## start The data
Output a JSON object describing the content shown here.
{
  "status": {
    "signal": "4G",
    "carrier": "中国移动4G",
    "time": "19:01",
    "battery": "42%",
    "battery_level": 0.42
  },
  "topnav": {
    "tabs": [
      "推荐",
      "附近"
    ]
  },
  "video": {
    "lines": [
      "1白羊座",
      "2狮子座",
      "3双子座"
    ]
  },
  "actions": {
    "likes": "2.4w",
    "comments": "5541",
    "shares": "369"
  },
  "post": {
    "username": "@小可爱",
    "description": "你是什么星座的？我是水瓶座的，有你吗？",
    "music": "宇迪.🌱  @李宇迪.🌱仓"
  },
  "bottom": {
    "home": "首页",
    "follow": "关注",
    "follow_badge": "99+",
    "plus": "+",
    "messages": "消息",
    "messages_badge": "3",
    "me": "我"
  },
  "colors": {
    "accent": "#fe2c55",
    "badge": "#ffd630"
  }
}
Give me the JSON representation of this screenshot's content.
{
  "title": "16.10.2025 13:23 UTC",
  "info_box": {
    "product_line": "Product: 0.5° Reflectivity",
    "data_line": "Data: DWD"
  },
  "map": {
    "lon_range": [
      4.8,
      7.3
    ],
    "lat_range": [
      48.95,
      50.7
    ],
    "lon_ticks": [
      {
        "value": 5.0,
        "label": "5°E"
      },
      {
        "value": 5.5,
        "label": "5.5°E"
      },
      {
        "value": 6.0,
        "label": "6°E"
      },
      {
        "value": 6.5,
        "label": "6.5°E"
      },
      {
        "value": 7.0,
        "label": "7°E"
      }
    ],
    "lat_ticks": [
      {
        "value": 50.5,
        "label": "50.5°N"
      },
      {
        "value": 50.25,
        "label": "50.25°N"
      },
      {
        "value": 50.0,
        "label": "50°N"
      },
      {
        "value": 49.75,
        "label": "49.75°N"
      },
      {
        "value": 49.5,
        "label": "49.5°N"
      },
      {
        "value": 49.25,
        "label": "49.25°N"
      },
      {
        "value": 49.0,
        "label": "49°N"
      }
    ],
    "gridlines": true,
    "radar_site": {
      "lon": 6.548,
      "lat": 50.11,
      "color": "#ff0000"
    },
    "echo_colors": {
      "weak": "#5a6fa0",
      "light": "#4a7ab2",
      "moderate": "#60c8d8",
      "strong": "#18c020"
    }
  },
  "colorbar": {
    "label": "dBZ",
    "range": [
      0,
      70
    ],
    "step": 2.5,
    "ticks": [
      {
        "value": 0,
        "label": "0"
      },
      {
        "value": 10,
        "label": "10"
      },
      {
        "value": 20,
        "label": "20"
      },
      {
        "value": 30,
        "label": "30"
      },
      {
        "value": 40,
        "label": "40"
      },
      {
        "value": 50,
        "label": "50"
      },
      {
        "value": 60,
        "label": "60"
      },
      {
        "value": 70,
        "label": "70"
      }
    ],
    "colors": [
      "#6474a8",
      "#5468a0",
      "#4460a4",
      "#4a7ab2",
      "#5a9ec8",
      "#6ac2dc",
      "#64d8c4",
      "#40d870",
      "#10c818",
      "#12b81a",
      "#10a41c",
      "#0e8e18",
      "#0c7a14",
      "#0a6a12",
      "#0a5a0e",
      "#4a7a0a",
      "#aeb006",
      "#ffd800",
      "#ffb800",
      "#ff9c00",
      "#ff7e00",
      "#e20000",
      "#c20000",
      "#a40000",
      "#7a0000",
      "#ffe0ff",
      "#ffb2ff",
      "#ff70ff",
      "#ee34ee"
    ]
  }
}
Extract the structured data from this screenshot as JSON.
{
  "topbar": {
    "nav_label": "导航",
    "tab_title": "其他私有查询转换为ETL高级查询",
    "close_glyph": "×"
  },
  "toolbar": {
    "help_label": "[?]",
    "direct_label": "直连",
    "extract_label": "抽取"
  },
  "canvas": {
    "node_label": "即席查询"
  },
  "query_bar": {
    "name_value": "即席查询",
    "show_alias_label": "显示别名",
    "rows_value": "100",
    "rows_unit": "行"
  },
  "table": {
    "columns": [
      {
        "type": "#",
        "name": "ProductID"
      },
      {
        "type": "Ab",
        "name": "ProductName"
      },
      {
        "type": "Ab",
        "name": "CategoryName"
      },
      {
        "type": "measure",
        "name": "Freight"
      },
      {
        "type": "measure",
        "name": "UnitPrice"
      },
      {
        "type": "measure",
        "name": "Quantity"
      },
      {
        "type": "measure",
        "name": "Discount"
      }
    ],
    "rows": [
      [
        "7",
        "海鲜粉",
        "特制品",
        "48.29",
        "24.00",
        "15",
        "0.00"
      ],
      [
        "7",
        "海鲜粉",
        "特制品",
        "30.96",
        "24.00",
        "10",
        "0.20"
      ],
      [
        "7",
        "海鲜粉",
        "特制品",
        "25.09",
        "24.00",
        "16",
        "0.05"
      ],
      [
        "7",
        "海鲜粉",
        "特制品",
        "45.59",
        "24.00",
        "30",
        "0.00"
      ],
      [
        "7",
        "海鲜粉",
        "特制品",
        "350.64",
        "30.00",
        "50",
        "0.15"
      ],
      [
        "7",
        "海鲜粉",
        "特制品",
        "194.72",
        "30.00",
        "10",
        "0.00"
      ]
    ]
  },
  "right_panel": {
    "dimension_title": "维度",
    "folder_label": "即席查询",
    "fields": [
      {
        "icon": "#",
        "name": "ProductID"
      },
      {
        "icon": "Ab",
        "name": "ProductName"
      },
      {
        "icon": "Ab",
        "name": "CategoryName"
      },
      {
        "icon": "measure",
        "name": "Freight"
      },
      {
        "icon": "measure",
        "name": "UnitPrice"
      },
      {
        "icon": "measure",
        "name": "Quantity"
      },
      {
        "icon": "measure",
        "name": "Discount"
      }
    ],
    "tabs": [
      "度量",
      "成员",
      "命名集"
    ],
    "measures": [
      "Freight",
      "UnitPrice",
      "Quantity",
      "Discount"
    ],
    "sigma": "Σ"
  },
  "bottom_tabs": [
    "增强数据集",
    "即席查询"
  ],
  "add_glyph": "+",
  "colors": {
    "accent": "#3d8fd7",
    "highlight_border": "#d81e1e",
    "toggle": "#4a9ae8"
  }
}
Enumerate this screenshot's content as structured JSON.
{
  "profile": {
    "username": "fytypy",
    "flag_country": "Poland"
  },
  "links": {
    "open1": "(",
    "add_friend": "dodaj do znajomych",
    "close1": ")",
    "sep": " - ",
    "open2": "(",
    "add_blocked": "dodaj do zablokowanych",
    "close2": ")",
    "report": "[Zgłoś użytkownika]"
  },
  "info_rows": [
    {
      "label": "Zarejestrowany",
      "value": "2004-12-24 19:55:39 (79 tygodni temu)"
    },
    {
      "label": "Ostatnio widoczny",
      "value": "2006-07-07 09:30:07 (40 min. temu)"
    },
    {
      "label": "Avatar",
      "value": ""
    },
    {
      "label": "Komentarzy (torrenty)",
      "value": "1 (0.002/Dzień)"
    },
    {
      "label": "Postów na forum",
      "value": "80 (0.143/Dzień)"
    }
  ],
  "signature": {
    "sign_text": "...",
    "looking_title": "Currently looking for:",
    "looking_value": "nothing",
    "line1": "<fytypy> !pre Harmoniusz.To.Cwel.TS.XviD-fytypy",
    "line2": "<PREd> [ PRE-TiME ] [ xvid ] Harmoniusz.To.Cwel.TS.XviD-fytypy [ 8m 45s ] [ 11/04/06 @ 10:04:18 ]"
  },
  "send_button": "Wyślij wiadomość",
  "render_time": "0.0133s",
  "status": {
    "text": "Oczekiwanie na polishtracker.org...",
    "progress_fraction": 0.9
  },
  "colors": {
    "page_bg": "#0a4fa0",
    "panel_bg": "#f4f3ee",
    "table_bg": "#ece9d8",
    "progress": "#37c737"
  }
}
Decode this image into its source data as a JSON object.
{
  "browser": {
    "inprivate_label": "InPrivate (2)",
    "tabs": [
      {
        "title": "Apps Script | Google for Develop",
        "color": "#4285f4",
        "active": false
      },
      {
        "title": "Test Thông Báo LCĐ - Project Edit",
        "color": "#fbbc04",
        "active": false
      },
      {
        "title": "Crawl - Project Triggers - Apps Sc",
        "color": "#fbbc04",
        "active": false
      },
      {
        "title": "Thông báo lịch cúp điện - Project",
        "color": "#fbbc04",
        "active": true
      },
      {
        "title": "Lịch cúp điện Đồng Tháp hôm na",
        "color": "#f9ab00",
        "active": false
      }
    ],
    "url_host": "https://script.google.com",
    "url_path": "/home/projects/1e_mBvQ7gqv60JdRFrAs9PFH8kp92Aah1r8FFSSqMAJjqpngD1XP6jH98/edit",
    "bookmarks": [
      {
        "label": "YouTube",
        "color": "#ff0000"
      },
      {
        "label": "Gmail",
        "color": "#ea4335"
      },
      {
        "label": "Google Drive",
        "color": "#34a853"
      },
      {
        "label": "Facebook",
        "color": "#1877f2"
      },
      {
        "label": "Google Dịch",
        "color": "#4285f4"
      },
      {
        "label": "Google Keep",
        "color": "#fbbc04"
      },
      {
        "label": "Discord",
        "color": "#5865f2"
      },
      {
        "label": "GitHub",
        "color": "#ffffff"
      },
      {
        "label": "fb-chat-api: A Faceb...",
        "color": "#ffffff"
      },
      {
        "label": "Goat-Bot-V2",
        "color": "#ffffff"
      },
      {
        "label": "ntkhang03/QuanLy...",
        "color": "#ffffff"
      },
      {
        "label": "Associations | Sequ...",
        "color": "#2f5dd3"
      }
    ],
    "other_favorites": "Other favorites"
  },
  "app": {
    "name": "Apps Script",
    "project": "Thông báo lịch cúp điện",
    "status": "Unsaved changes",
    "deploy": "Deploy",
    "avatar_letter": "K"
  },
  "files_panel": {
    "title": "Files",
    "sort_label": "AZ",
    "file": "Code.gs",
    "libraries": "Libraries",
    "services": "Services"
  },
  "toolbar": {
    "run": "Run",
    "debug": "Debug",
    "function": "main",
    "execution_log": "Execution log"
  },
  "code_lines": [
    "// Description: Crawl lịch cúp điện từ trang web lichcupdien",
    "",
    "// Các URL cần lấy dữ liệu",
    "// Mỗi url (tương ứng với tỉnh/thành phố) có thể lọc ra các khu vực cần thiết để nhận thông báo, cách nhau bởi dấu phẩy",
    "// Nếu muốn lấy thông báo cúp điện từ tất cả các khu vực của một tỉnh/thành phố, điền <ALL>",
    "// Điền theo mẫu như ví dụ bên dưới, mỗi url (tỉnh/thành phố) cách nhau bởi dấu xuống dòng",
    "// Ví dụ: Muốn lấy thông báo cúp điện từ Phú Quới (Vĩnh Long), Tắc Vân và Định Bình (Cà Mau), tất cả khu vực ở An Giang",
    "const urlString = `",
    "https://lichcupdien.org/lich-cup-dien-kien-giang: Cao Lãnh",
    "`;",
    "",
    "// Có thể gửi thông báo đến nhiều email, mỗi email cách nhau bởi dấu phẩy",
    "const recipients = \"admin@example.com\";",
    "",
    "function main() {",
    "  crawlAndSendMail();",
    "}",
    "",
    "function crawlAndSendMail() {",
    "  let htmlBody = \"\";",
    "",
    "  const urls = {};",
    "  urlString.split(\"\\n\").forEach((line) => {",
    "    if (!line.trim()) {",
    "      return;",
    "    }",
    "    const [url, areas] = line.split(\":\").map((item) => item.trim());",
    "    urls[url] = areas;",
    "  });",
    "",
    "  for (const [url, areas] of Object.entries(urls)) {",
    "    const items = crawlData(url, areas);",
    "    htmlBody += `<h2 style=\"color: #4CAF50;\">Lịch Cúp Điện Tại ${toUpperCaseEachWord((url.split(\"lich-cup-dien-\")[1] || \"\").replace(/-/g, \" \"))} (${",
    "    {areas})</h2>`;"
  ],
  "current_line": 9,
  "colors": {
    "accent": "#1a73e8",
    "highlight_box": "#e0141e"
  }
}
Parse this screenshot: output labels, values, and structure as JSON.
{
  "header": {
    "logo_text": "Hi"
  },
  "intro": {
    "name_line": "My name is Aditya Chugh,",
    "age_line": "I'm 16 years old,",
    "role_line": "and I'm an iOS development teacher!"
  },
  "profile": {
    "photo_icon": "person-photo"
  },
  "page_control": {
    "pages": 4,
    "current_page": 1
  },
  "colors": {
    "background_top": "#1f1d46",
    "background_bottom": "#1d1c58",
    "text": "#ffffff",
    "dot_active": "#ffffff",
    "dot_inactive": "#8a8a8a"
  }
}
## end The data
- [What you will do]:
Compute the number of lines above that contain the string "cách". Reply with that value only.

- [Expected answer]:
3